== Text block ==

Stronger results were aided by a higher fuel surcharge that offset the rising fuel prices. For fiscal 2011, FedEx reported adjusted earnings of $4.90 per share, up 30% from $3.76 in 2010.
Total revenue climbed 12% year over year to $10.55 billion in the reported quarter and surpassed the Zacks Consensus Estimate of $10.36 billion. The outperformance was attributable to improved ground and international express shipments as well as strong yield initiatives. Further, the Freight segment returned to profitability during the quarter. Fiscal 2011 revenue increased 13% year over year to $39.3 billion.
Operating income increased 28% year over year to $888 million, resulting in operating margin of 8.4% compared with 7.4% in the year-ago quarter. Operating expenses increased 11% year over year to $9.66 billion mainly due to high fuel cost, which was 44% higher than the year-ago quarter.
For fiscal 2011, operating income was $2.38 billion, up 19% year over year and operating expense increased 13% year over year to $36.9 billion.
Guidance
FedEx projects earnings in the range of $1.40 to $1.60 per share for the first quarter of 2012. The mid-point ($1.50) is higher the current Zacks Consensus Estimate of $1.42. FedEx also expects its fiscal 2012 earnings in the range of $6.35 to $6.85 per share. The mid-point ($6.60) is also above the current Zacks Consensus Estimate of $6.49.
FedEx expects capital spending of $4.2 billion for fiscal 2012.
Our Analysis
We believe improved economy, strong yields, restructuring of the Freight segment, increased pricing and volumes across all revenue segments will generate strong revenue and earnings in fiscal 2012.
However, FedEx invests significantly in more fuel-efficient aircraft, including Boeing Co.'s (NYSE: BA) 777s and 757s. Any delay in the delivery of aircraft could restrict its profitability ahead. Further, competitive threats from its primary competitor United Parcel Service Inc. (NYSE: UPS), unionized workforce and rising fuel price may limit the upside potential of the stock.
We are currently maintaining our long-term Neutral rating on FedEx. The stock also retains a Zacks #3 Rank (Hold) for the short term.
We are maintaining our long-term Neutral rating on the stock.

===

*What needs to be done:* From the FedEx earnings report, extract the passage starting at "Our Analysis" and ending at "in fiscal 2012.".

== Entries shown ==

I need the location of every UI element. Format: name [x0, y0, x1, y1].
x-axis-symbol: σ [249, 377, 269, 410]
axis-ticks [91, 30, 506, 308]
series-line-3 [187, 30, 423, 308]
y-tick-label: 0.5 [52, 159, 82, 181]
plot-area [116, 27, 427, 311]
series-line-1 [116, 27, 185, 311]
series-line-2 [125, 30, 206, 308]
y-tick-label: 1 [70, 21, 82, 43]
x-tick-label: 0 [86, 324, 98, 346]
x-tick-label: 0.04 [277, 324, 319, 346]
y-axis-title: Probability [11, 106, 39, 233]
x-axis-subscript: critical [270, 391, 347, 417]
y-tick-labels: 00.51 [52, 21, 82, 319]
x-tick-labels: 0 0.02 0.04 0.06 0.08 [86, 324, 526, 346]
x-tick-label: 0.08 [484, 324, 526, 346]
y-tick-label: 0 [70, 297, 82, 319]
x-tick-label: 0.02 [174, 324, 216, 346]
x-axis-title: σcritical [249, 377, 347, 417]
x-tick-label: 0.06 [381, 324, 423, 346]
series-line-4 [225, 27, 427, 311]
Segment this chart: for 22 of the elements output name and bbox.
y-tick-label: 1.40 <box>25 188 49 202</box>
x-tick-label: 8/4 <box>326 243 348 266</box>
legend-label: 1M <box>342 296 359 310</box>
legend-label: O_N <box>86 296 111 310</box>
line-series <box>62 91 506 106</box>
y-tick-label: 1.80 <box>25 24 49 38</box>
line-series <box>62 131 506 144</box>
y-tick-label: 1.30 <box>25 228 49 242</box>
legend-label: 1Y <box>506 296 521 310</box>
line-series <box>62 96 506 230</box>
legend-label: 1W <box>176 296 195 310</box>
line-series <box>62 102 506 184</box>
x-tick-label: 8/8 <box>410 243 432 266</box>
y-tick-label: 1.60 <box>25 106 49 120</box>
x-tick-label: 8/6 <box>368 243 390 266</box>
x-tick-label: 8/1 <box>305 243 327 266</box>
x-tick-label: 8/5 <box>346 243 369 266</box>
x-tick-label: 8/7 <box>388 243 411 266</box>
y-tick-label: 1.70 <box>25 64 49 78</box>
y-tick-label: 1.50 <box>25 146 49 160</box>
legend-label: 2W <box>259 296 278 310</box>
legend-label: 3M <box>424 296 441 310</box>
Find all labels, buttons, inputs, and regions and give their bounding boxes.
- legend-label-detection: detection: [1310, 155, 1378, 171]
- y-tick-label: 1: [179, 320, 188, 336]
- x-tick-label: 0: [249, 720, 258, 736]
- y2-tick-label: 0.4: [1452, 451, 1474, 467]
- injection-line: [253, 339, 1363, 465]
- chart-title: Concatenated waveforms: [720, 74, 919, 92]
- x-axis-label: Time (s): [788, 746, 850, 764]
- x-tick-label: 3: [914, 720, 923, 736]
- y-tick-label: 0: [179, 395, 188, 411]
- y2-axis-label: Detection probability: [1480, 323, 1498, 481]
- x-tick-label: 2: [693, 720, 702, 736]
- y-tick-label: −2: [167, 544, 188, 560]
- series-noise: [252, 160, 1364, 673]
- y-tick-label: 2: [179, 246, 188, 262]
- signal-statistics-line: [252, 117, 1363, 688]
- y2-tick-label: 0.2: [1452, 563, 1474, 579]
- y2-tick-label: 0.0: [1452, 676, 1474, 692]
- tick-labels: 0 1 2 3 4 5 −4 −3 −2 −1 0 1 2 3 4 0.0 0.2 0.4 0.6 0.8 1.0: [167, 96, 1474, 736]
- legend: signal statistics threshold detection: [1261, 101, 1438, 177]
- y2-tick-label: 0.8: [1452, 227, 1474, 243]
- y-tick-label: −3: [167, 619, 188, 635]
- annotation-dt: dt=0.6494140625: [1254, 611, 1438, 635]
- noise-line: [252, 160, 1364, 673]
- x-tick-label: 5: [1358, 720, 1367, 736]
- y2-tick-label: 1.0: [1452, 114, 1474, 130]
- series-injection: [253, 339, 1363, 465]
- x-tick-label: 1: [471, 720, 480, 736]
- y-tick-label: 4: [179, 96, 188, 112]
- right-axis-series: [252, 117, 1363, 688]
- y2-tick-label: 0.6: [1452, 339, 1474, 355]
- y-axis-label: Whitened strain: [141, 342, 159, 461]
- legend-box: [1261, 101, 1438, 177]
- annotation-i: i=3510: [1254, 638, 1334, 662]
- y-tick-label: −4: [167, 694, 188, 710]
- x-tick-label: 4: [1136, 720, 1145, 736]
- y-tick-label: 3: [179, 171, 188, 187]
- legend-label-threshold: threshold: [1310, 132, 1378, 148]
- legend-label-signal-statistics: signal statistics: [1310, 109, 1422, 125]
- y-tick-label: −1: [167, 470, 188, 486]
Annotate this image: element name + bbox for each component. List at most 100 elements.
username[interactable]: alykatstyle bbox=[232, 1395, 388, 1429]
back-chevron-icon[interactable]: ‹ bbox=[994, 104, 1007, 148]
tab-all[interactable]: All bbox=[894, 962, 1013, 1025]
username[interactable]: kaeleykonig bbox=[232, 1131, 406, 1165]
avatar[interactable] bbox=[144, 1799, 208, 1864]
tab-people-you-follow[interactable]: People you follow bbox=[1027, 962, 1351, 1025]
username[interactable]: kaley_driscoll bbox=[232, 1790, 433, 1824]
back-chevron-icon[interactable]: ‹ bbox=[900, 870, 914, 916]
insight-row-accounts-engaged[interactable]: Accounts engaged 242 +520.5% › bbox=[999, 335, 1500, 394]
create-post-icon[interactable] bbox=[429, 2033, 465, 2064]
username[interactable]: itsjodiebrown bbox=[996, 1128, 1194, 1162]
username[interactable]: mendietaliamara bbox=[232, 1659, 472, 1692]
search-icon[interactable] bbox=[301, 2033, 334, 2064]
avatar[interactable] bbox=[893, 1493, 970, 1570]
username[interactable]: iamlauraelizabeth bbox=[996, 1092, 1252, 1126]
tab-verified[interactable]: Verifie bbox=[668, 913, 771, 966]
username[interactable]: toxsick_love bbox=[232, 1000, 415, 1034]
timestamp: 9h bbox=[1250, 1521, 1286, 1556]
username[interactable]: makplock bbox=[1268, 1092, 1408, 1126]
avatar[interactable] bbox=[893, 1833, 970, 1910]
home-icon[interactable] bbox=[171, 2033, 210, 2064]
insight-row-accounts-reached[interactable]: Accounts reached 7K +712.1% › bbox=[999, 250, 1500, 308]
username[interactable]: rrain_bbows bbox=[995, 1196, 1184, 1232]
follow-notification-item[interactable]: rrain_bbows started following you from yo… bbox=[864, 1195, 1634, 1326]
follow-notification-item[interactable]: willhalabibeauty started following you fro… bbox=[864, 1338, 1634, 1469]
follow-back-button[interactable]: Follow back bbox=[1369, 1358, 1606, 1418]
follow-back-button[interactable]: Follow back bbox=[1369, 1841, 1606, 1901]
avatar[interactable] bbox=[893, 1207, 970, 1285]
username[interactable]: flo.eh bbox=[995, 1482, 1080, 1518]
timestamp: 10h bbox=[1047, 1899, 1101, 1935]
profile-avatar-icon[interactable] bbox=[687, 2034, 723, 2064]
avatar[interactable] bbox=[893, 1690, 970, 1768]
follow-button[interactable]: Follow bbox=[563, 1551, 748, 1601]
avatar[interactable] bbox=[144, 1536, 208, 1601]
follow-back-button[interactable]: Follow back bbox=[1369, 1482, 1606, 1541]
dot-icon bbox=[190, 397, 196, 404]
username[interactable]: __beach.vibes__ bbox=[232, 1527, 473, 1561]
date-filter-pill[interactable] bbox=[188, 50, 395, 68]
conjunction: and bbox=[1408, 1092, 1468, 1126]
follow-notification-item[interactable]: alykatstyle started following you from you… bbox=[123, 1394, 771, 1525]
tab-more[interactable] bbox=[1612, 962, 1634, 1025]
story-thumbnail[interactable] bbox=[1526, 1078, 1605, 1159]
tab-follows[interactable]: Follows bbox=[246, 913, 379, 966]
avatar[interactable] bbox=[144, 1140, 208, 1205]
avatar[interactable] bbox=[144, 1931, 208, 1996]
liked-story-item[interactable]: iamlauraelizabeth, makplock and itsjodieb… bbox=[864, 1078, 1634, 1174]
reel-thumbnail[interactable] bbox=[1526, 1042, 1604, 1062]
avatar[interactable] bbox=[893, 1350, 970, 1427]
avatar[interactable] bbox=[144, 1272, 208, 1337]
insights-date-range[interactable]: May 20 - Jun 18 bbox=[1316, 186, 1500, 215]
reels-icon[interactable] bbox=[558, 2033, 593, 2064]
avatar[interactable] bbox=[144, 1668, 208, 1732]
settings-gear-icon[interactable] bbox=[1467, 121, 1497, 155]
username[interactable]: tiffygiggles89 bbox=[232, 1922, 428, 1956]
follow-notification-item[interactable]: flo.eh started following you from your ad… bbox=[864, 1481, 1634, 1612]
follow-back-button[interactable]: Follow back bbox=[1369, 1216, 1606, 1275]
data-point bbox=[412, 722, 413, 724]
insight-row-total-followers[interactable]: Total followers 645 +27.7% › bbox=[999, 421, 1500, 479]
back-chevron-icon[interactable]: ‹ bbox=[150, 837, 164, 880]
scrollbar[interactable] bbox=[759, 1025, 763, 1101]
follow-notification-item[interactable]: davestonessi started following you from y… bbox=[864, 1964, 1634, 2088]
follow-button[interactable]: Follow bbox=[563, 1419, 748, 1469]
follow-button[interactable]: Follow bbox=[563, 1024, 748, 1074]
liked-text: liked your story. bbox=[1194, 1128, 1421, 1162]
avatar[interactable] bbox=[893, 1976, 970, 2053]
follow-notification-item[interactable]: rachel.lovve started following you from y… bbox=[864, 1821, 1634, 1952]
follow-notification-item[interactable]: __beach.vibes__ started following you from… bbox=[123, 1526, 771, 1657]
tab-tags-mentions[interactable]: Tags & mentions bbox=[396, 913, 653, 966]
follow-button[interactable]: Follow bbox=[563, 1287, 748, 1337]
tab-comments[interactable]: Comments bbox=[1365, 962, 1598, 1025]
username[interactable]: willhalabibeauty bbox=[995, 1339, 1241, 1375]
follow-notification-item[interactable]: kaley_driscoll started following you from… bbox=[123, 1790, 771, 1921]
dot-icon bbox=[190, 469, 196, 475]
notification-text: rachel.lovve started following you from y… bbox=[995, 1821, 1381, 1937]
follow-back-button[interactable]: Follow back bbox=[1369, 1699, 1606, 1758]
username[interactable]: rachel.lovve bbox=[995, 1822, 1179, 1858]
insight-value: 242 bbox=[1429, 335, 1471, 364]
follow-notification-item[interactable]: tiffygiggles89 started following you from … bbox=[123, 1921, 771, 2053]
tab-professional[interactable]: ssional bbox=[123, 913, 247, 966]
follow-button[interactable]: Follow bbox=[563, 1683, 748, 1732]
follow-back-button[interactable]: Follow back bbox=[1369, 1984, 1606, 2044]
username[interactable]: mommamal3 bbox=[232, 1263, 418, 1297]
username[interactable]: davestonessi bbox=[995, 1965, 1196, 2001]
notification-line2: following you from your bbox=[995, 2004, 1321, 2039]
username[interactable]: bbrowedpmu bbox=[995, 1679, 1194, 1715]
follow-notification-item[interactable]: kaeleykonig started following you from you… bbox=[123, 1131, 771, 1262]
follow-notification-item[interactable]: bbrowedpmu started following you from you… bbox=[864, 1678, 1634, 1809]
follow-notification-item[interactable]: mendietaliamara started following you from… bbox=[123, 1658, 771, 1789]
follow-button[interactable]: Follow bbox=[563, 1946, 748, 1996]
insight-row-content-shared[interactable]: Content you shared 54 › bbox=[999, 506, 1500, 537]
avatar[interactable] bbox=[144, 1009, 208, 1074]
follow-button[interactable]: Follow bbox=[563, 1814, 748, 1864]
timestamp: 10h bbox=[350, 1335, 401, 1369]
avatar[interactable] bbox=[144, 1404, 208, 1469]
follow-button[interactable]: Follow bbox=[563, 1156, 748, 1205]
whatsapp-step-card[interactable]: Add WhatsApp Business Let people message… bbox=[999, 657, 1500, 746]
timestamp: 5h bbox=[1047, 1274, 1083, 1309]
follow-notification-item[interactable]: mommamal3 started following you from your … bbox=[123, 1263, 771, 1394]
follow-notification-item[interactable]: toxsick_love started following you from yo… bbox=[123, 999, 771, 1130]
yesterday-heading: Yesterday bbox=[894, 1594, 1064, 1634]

===

*Exercise answer:*
Our Analysis
We believe improved economy, strong yields, restructuring of the Freight segment, increased pricing and volumes across all revenue segments will generate strong revenue and earnings in fiscal 2012.